Reproduce the listing below word for word, with no pictures.

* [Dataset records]
══════════
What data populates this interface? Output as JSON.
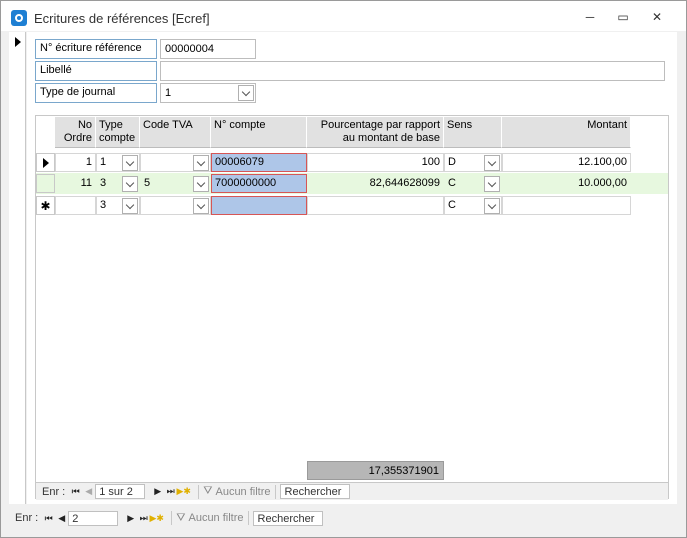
{
  "window": {
    "title": "Ecritures de références [Ecref]",
    "controls": {
      "minimize": "─",
      "restore": "▭",
      "close": "✕"
    }
  },
  "form": {
    "fields": {
      "ecriture_label": "N° écriture référence",
      "ecriture_value": "00000004",
      "libelle_label": "Libellé",
      "libelle_value": "",
      "journal_label": "Type de journal",
      "journal_value": "1"
    }
  },
  "subform": {
    "headers": {
      "no_ordre": "No Ordre",
      "type_compte": "Type compte",
      "code_tva": "Code TVA",
      "n_compte": "N° compte",
      "pourcentage": "Pourcentage par rapport au montant de base",
      "sens": "Sens",
      "montant": "Montant"
    },
    "rows": [
      {
        "no_ordre": "1",
        "type_compte": "1",
        "code_tva": "",
        "n_compte": "00006079",
        "pourcentage": "100",
        "sens": "D",
        "montant": "12.100,00"
      },
      {
        "no_ordre": "11",
        "type_compte": "3",
        "code_tva": "5",
        "n_compte": "7000000000",
        "pourcentage": "82,644628099",
        "sens": "C",
        "montant": "10.000,00"
      },
      {
        "no_ordre": "",
        "type_compte": "3",
        "code_tva": "",
        "n_compte": "",
        "pourcentage": "",
        "sens": "C",
        "montant": ""
      }
    ],
    "new_row_symbol": "✱",
    "total": "17,355371901",
    "nav": {
      "record_label": "Enr :",
      "record_value": "1 sur 2",
      "filter_label": "Aucun filtre",
      "search_label": "Rechercher"
    }
  },
  "main_nav": {
    "record_label": "Enr :",
    "record_value": "2",
    "filter_label": "Aucun filtre",
    "search_label": "Rechercher"
  }
}
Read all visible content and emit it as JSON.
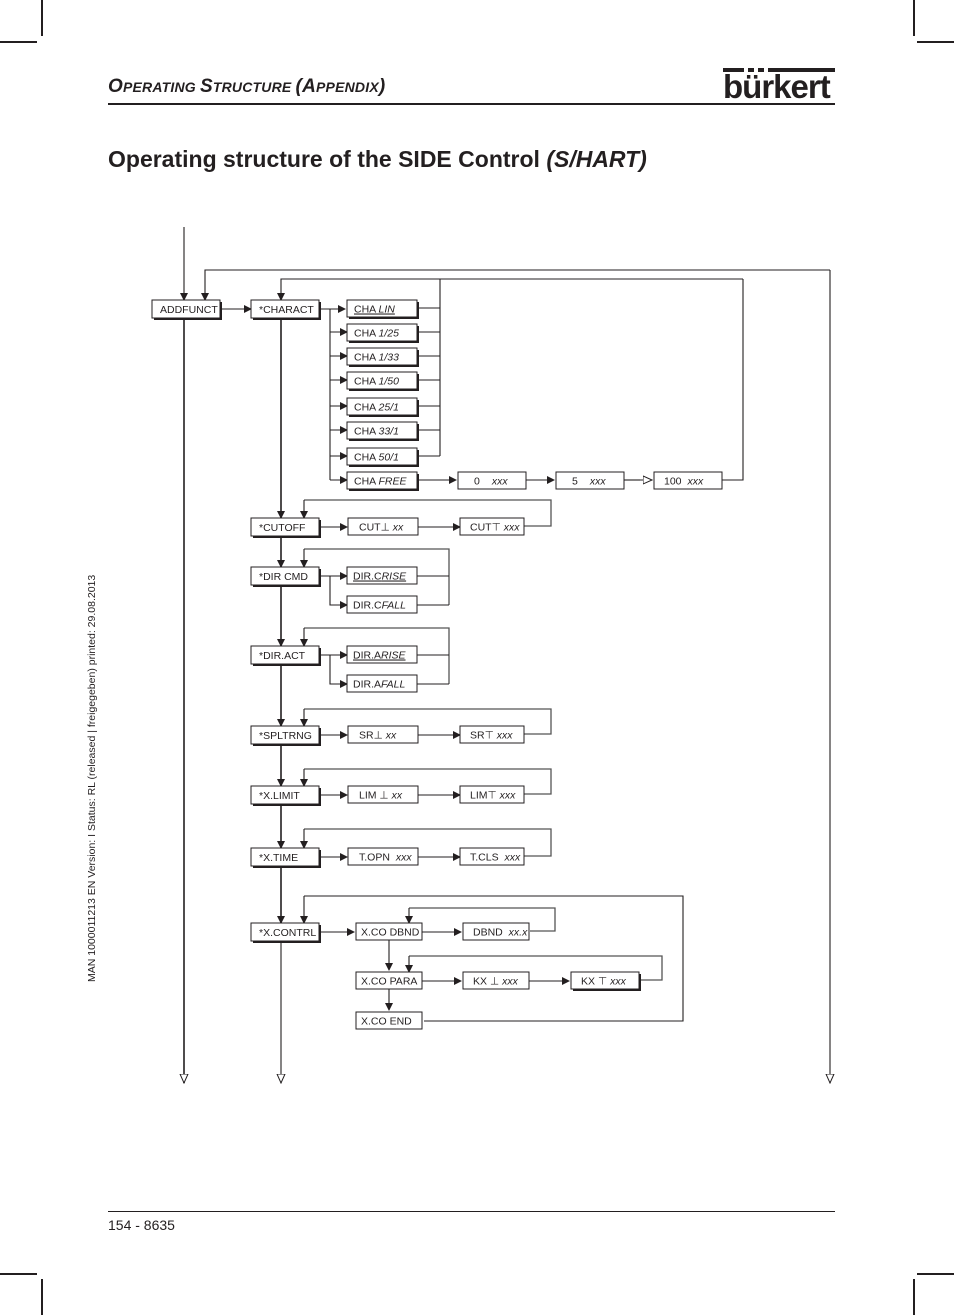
{
  "header": {
    "section_title_parts": [
      {
        "cap": "O",
        "rest": "PERATING "
      },
      {
        "cap": "S",
        "rest": "TRUCTURE "
      },
      {
        "cap": "(A",
        "rest": "PPENDIX"
      },
      {
        "cap": ")",
        "rest": ""
      }
    ],
    "logo": "bürkert"
  },
  "page_title": "Operating structure of the SIDE Control",
  "page_title_italic": "(S/HART)",
  "side_note": "MAN  1000011213  EN  Version: I  Status: RL (released | freigegeben)  printed: 29.08.2013",
  "footer": {
    "page": "154  -  8635"
  },
  "diagram": {
    "root": {
      "label": "ADDFUNCT"
    },
    "menus": [
      {
        "id": "charact",
        "label": "*CHARACT",
        "options": [
          {
            "prefix": "CHA ",
            "value": "LIN",
            "default": true
          },
          {
            "prefix": "CHA ",
            "value": "1/25"
          },
          {
            "prefix": "CHA ",
            "value": "1/33"
          },
          {
            "prefix": "CHA ",
            "value": "1/50"
          },
          {
            "prefix": "CHA ",
            "value": "25/1"
          },
          {
            "prefix": "CHA ",
            "value": "33/1"
          },
          {
            "prefix": "CHA ",
            "value": "50/1"
          },
          {
            "prefix": "CHA ",
            "value": "FREE"
          }
        ],
        "free_points": [
          {
            "prefix": "0",
            "value": "xxx"
          },
          {
            "prefix": "5",
            "value": "xxx"
          },
          {
            "prefix": "100",
            "value": "xxx"
          }
        ]
      },
      {
        "id": "cutoff",
        "label": "*CUTOFF",
        "steps": [
          {
            "prefix": "CUT",
            "sym": "⊥",
            "value": "xx"
          },
          {
            "prefix": "CUT",
            "sym": "⊤",
            "value": "xxx"
          }
        ]
      },
      {
        "id": "dircmd",
        "label": "*DIR CMD",
        "options": [
          {
            "prefix": "DIR.C",
            "value": "RISE",
            "default": true
          },
          {
            "prefix": "DIR.C",
            "value": "FALL"
          }
        ]
      },
      {
        "id": "diract",
        "label": "*DIR.ACT",
        "options": [
          {
            "prefix": "DIR.A",
            "value": "RISE",
            "default": true
          },
          {
            "prefix": "DIR.A",
            "value": "FALL"
          }
        ]
      },
      {
        "id": "spltrng",
        "label": "*SPLTRNG",
        "steps": [
          {
            "prefix": "SR",
            "sym": "⊥",
            "value": "xx"
          },
          {
            "prefix": "SR",
            "sym": "⊤",
            "value": "xxx"
          }
        ]
      },
      {
        "id": "xlimit",
        "label": "*X.LIMIT",
        "steps": [
          {
            "prefix": "LIM ",
            "sym": "⊥",
            "value": "xx"
          },
          {
            "prefix": "LIM",
            "sym": "⊤",
            "value": "xxx"
          }
        ]
      },
      {
        "id": "xtime",
        "label": "*X.TIME",
        "steps": [
          {
            "prefix": "T.OPN ",
            "sym": "",
            "value": "xxx"
          },
          {
            "prefix": "T.CLS ",
            "sym": "",
            "value": "xxx"
          }
        ]
      },
      {
        "id": "xcontrl",
        "label": "*X.CONTRL",
        "sub": [
          {
            "label": "X.CO DBND",
            "steps": [
              {
                "prefix": "DBND ",
                "sym": "",
                "value": "xx.x"
              }
            ]
          },
          {
            "label": "X.CO PARA",
            "steps": [
              {
                "prefix": "KX ",
                "sym": "⊥",
                "value": "xxx"
              },
              {
                "prefix": "KX ",
                "sym": "⊤",
                "value": "xxx"
              }
            ]
          },
          {
            "label": "X.CO END"
          }
        ]
      }
    ]
  }
}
══════════
* [Reply]
What data populates this interface? Output as JSON.
{
  "window": {
    "title": "Ecritures de références [Ecref]",
    "controls": {
      "minimize": "─",
      "restore": "▭",
      "close": "✕"
    }
  },
  "form": {
    "fields": {
      "ecriture_label": "N° écriture référence",
      "ecriture_value": "00000004",
      "libelle_label": "Libellé",
      "libelle_value": "",
      "journal_label": "Type de journal",
      "journal_value": "1"
    }
  },
  "subform": {
    "headers": {
      "no_ordre": "No Ordre",
      "type_compte": "Type compte",
      "code_tva": "Code TVA",
      "n_compte": "N° compte",
      "pourcentage": "Pourcentage par rapport au montant de base",
      "sens": "Sens",
      "montant": "Montant"
    },
    "rows": [
      {
        "no_ordre": "1",
        "type_compte": "1",
        "code_tva": "",
        "n_compte": "00006079",
        "pourcentage": "100",
        "sens": "D",
        "montant": "12.100,00"
      },
      {
        "no_ordre": "11",
        "type_compte": "3",
        "code_tva": "5",
        "n_compte": "7000000000",
        "pourcentage": "82,644628099",
        "sens": "C",
        "montant": "10.000,00"
      },
      {
        "no_ordre": "",
        "type_compte": "3",
        "code_tva": "",
        "n_compte": "",
        "pourcentage": "",
        "sens": "C",
        "montant": ""
      }
    ],
    "new_row_symbol": "✱",
    "total": "17,355371901",
    "nav": {
      "record_label": "Enr :",
      "record_value": "1 sur 2",
      "filter_label": "Aucun filtre",
      "search_label": "Rechercher"
    }
  },
  "main_nav": {
    "record_label": "Enr :",
    "record_value": "2",
    "filter_label": "Aucun filtre",
    "search_label": "Rechercher"
  }
}
Read all visible content and emit it as JSON.
{
  "header": {
    "section_title_parts": [
      {
        "cap": "O",
        "rest": "PERATING "
      },
      {
        "cap": "S",
        "rest": "TRUCTURE "
      },
      {
        "cap": "(A",
        "rest": "PPENDIX"
      },
      {
        "cap": ")",
        "rest": ""
      }
    ],
    "logo": "bürkert"
  },
  "page_title": "Operating structure of the SIDE Control",
  "page_title_italic": "(S/HART)",
  "side_note": "MAN  1000011213  EN  Version: I  Status: RL (released | freigegeben)  printed: 29.08.2013",
  "footer": {
    "page": "154  -  8635"
  },
  "diagram": {
    "root": {
      "label": "ADDFUNCT"
    },
    "menus": [
      {
        "id": "charact",
        "label": "*CHARACT",
        "options": [
          {
            "prefix": "CHA ",
            "value": "LIN",
            "default": true
          },
          {
            "prefix": "CHA ",
            "value": "1/25"
          },
          {
            "prefix": "CHA ",
            "value": "1/33"
          },
          {
            "prefix": "CHA ",
            "value": "1/50"
          },
          {
            "prefix": "CHA ",
            "value": "25/1"
          },
          {
            "prefix": "CHA ",
            "value": "33/1"
          },
          {
            "prefix": "CHA ",
            "value": "50/1"
          },
          {
            "prefix": "CHA ",
            "value": "FREE"
          }
        ],
        "free_points": [
          {
            "prefix": "0",
            "value": "xxx"
          },
          {
            "prefix": "5",
            "value": "xxx"
          },
          {
            "prefix": "100",
            "value": "xxx"
          }
        ]
      },
      {
        "id": "cutoff",
        "label": "*CUTOFF",
        "steps": [
          {
            "prefix": "CUT",
            "sym": "⊥",
            "value": "xx"
          },
          {
            "prefix": "CUT",
            "sym": "⊤",
            "value": "xxx"
          }
        ]
      },
      {
        "id": "dircmd",
        "label": "*DIR CMD",
        "options": [
          {
            "prefix": "DIR.C",
            "value": "RISE",
            "default": true
          },
          {
            "prefix": "DIR.C",
            "value": "FALL"
          }
        ]
      },
      {
        "id": "diract",
        "label": "*DIR.ACT",
        "options": [
          {
            "prefix": "DIR.A",
            "value": "RISE",
            "default": true
          },
          {
            "prefix": "DIR.A",
            "value": "FALL"
          }
        ]
      },
      {
        "id": "spltrng",
        "label": "*SPLTRNG",
        "steps": [
          {
            "prefix": "SR",
            "sym": "⊥",
            "value": "xx"
          },
          {
            "prefix": "SR",
            "sym": "⊤",
            "value": "xxx"
          }
        ]
      },
      {
        "id": "xlimit",
        "label": "*X.LIMIT",
        "steps": [
          {
            "prefix": "LIM ",
            "sym": "⊥",
            "value": "xx"
          },
          {
            "prefix": "LIM",
            "sym": "⊤",
            "value": "xxx"
          }
        ]
      },
      {
        "id": "xtime",
        "label": "*X.TIME",
        "steps": [
          {
            "prefix": "T.OPN ",
            "sym": "",
            "value": "xxx"
          },
          {
            "prefix": "T.CLS ",
            "sym": "",
            "value": "xxx"
          }
        ]
      },
      {
        "id": "xcontrl",
        "label": "*X.CONTRL",
        "sub": [
          {
            "label": "X.CO DBND",
            "steps": [
              {
                "prefix": "DBND ",
                "sym": "",
                "value": "xx.x"
              }
            ]
          },
          {
            "label": "X.CO PARA",
            "steps": [
              {
                "prefix": "KX ",
                "sym": "⊥",
                "value": "xxx"
              },
              {
                "prefix": "KX ",
                "sym": "⊤",
                "value": "xxx"
              }
            ]
          },
          {
            "label": "X.CO END"
          }
        ]
      }
    ]
  }
}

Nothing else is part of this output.